• _Exercise details_
Scan the material and copy every line in which "Macedonia" appears.

***

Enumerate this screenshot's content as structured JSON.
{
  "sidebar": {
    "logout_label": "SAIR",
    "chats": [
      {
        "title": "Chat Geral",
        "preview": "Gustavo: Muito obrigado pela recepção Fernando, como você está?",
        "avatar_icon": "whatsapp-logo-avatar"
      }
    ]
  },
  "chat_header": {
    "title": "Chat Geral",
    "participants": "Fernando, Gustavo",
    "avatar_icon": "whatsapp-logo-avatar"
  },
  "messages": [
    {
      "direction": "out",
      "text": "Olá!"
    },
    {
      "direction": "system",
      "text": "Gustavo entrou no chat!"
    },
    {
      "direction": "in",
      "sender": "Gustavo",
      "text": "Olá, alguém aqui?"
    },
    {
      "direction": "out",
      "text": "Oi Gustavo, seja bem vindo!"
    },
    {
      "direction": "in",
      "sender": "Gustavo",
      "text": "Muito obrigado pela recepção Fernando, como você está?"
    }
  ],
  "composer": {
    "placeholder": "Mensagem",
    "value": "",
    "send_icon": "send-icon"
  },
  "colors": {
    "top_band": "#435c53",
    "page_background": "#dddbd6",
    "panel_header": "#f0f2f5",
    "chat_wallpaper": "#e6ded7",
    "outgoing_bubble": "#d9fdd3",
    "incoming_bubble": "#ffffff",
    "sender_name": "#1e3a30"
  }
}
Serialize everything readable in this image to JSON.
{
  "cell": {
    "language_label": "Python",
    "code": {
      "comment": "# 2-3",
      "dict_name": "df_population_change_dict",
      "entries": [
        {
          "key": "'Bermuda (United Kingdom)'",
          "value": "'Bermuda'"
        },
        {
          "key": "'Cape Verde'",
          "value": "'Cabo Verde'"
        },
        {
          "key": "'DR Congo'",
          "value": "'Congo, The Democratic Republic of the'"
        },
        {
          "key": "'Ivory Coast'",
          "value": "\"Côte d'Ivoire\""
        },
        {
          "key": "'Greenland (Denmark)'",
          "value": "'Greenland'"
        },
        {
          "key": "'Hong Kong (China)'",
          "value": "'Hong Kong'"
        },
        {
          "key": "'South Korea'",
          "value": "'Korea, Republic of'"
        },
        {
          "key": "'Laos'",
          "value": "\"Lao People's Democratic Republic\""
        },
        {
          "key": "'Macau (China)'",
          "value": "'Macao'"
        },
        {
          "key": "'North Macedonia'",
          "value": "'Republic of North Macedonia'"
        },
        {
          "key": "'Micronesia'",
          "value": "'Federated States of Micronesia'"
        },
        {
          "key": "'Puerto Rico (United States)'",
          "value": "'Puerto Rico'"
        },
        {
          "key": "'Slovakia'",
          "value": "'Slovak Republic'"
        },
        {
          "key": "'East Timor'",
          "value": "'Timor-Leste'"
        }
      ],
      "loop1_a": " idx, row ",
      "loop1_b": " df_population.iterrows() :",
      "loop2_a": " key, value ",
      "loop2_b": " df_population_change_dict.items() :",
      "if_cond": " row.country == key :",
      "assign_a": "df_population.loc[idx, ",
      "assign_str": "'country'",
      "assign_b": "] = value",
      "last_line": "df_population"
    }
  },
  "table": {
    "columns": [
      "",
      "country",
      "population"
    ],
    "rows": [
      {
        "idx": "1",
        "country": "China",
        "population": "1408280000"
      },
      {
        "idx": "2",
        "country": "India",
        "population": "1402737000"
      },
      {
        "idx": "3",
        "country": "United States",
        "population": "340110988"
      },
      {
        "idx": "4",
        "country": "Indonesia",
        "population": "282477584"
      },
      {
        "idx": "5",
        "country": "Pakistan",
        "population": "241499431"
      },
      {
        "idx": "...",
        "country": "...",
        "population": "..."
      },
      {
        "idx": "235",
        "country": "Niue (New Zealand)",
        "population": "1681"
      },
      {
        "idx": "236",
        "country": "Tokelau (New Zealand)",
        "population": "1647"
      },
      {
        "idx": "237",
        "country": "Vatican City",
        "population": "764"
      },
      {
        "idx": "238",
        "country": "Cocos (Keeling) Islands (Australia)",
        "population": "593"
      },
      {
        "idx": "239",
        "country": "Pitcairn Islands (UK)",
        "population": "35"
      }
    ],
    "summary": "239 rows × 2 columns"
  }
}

***

• _Output below_
          "key": "'North Macedonia'",
          "value": "'Republic of North Macedonia'"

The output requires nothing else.